[Data entries]

## Start

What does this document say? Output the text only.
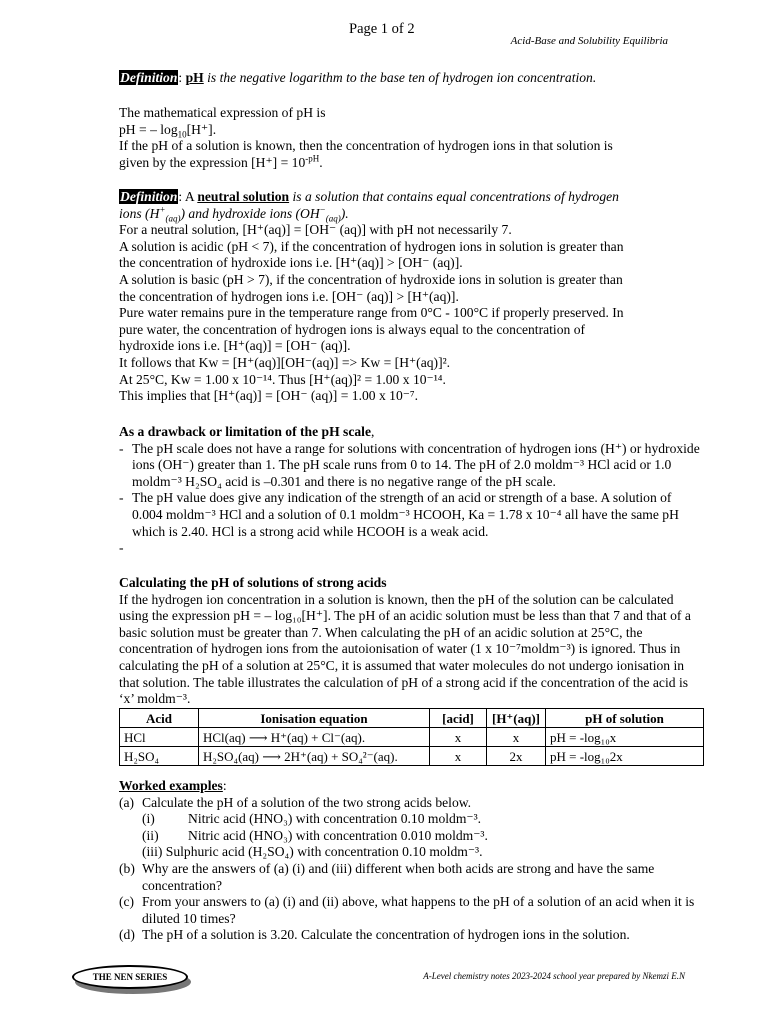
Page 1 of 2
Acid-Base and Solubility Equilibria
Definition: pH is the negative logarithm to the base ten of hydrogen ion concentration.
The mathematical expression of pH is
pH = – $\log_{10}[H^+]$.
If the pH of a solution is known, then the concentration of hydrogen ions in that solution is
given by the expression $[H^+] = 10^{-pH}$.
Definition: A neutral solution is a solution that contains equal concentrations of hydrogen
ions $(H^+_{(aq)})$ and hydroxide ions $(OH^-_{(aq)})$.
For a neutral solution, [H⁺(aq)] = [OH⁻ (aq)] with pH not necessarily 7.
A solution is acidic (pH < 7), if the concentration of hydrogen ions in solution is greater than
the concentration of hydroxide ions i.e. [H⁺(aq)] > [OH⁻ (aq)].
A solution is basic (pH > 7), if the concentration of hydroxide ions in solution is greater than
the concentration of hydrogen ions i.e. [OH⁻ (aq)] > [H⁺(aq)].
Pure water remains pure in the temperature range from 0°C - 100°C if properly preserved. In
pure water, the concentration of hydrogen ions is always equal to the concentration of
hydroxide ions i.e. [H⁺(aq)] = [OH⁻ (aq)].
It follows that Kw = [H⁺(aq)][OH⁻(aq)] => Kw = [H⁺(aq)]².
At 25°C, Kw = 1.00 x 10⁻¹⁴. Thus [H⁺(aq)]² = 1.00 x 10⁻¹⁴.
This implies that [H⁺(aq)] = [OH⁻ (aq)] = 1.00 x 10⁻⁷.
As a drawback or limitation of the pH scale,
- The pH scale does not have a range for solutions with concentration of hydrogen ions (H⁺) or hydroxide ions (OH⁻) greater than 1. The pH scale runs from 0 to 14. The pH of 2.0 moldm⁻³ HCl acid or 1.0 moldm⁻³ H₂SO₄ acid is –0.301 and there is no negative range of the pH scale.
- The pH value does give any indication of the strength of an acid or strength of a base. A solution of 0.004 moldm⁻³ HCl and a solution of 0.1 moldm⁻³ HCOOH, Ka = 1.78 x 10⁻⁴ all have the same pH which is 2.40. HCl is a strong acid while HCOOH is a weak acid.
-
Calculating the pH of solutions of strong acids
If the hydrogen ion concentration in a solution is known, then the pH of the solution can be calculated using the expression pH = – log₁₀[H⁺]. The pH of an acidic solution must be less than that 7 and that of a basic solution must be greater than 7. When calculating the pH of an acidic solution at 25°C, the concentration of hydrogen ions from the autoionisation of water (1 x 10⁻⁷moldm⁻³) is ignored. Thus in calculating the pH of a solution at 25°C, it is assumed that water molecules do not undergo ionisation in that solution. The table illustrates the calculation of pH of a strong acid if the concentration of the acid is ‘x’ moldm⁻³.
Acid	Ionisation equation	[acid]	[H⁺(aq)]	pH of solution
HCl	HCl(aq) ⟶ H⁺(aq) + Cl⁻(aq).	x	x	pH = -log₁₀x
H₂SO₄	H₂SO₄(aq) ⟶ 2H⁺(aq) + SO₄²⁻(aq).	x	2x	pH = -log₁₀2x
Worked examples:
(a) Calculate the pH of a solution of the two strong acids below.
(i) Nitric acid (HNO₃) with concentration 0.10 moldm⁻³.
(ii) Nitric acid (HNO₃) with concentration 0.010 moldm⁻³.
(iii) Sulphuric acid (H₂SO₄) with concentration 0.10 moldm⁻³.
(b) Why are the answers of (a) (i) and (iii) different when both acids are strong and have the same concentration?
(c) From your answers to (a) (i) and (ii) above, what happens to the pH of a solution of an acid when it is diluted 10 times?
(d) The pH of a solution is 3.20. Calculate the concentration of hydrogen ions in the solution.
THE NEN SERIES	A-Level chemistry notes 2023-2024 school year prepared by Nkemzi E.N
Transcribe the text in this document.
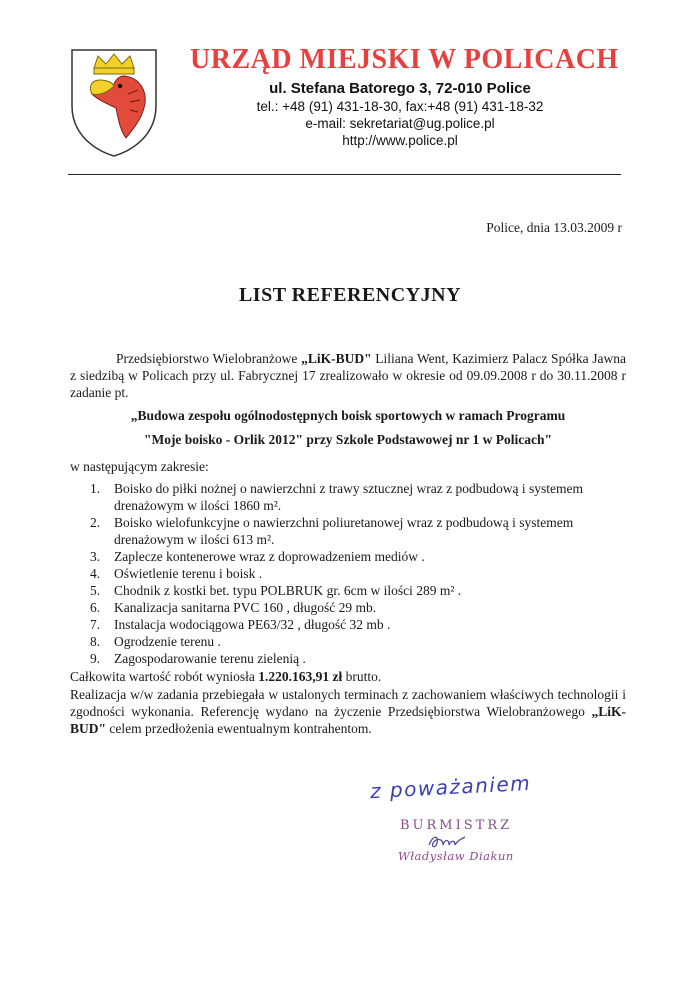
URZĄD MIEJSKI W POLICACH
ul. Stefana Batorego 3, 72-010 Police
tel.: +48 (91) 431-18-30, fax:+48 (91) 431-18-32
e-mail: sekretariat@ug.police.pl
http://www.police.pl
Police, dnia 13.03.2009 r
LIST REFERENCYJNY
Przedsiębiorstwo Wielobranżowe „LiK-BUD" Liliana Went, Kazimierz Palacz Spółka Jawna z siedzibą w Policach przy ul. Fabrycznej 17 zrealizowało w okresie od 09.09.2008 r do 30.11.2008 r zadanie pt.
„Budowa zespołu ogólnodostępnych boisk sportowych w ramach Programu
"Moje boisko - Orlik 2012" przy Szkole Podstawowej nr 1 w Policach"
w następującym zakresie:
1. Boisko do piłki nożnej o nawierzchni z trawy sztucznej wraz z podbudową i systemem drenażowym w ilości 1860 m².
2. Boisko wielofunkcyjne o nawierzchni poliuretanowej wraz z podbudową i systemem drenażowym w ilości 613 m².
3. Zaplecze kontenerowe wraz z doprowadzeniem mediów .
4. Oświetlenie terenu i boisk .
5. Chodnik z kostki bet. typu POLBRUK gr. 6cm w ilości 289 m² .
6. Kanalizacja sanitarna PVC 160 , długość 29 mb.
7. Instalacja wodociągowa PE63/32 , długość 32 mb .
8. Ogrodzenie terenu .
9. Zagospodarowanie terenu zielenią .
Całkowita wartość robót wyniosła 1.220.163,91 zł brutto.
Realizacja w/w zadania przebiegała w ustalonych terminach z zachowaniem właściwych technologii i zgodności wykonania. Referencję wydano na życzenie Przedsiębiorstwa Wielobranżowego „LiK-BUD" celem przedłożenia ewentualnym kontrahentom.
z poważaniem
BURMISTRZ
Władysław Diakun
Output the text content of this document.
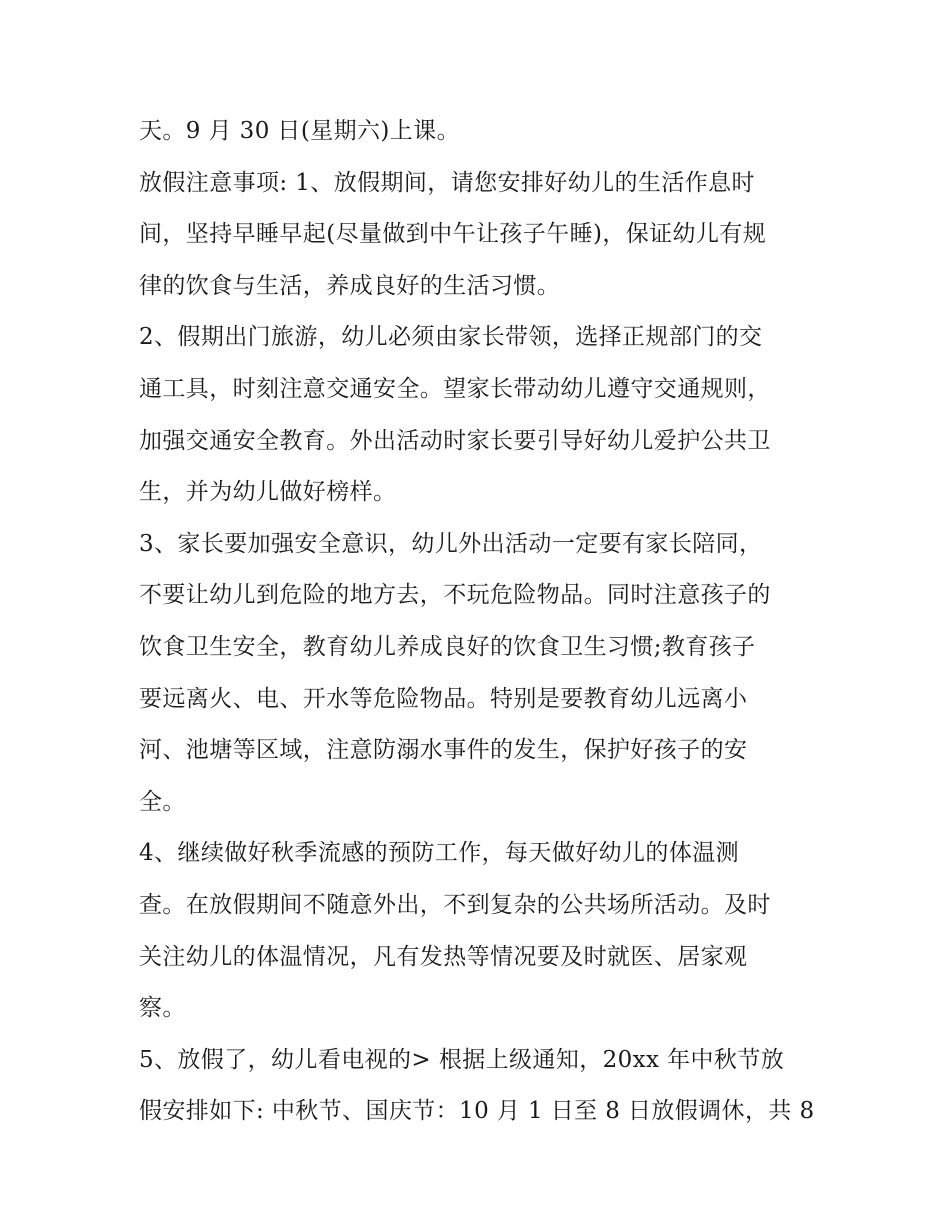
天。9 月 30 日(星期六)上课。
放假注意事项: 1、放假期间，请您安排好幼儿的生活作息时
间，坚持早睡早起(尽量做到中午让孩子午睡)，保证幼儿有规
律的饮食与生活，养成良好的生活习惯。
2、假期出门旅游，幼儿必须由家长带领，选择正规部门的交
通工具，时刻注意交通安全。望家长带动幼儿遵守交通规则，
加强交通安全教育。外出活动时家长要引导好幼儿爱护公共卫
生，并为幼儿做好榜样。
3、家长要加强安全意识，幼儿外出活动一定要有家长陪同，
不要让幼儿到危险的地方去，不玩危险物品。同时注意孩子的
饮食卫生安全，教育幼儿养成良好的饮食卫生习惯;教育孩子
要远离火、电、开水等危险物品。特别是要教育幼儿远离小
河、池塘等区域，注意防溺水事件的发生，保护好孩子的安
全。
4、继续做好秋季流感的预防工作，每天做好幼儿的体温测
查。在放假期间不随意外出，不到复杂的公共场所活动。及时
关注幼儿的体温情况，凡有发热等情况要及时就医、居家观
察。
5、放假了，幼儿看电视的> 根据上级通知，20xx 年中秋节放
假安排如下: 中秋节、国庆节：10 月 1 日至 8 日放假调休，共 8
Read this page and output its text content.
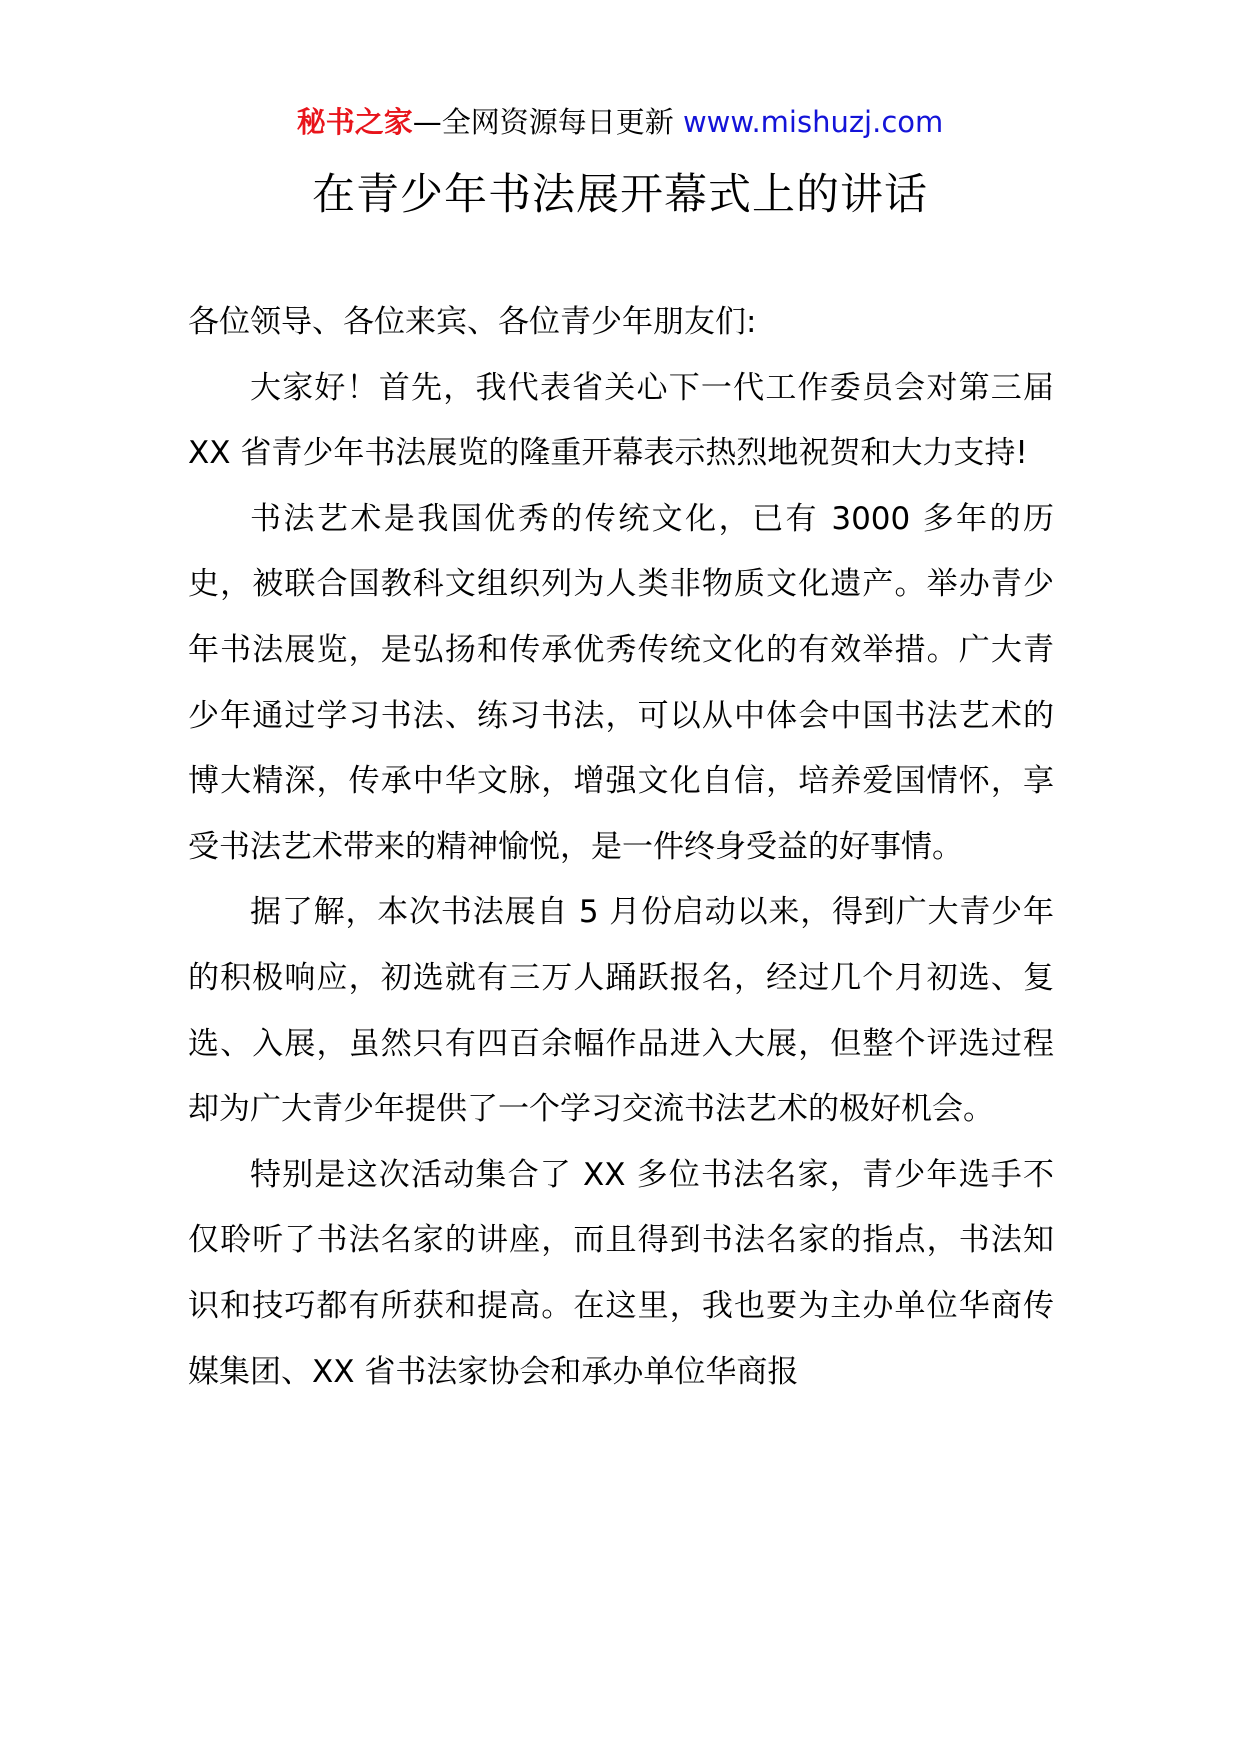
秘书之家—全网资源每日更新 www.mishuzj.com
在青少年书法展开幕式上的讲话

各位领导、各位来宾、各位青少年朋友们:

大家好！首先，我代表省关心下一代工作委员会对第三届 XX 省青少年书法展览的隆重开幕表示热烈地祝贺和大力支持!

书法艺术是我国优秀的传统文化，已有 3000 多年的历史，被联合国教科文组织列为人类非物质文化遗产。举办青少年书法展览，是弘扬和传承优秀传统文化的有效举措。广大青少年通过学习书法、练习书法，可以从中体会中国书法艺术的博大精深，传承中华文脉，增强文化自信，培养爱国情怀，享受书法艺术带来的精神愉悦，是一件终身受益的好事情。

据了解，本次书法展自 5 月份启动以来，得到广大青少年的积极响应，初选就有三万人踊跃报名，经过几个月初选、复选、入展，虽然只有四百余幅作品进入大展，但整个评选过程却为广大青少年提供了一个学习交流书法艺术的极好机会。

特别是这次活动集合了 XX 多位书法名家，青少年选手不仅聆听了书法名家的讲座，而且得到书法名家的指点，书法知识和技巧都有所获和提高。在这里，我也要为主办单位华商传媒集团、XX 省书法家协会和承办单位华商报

## End

[STATED EXERCISE] Please output exactly the lines from the line containing "Output the text content of this document." through the last line of the records above, both included, and leave out any pictures.

[COMPLETED EXERCISE]
Output the text content of this document.
天。9 月 30 日(星期六)上课。
放假注意事项: 1、放假期间，请您安排好幼儿的生活作息时
间，坚持早睡早起(尽量做到中午让孩子午睡)，保证幼儿有规
律的饮食与生活，养成良好的生活习惯。
2、假期出门旅游，幼儿必须由家长带领，选择正规部门的交
通工具，时刻注意交通安全。望家长带动幼儿遵守交通规则，
加强交通安全教育。外出活动时家长要引导好幼儿爱护公共卫
生，并为幼儿做好榜样。
3、家长要加强安全意识，幼儿外出活动一定要有家长陪同，
不要让幼儿到危险的地方去，不玩危险物品。同时注意孩子的
饮食卫生安全，教育幼儿养成良好的饮食卫生习惯;教育孩子
要远离火、电、开水等危险物品。特别是要教育幼儿远离小
河、池塘等区域，注意防溺水事件的发生，保护好孩子的安
全。
4、继续做好秋季流感的预防工作，每天做好幼儿的体温测
查。在放假期间不随意外出，不到复杂的公共场所活动。及时
关注幼儿的体温情况，凡有发热等情况要及时就医、居家观
察。
5、放假了，幼儿看电视的> 根据上级通知，20xx 年中秋节放
假安排如下: 中秋节、国庆节：10 月 1 日至 8 日放假调休，共 8
Read this page and output its text content.
秘书之家—全网资源每日更新 www.mishuzj.com
在青少年书法展开幕式上的讲话

各位领导、各位来宾、各位青少年朋友们:

大家好！首先，我代表省关心下一代工作委员会对第三届 XX 省青少年书法展览的隆重开幕表示热烈地祝贺和大力支持!

书法艺术是我国优秀的传统文化，已有 3000 多年的历史，被联合国教科文组织列为人类非物质文化遗产。举办青少年书法展览，是弘扬和传承优秀传统文化的有效举措。广大青少年通过学习书法、练习书法，可以从中体会中国书法艺术的博大精深，传承中华文脉，增强文化自信，培养爱国情怀，享受书法艺术带来的精神愉悦，是一件终身受益的好事情。

据了解，本次书法展自 5 月份启动以来，得到广大青少年的积极响应，初选就有三万人踊跃报名，经过几个月初选、复选、入展，虽然只有四百余幅作品进入大展，但整个评选过程却为广大青少年提供了一个学习交流书法艺术的极好机会。

特别是这次活动集合了 XX 多位书法名家，青少年选手不仅聆听了书法名家的讲座，而且得到书法名家的指点，书法知识和技巧都有所获和提高。在这里，我也要为主办单位华商传媒集团、XX 省书法家协会和承办单位华商报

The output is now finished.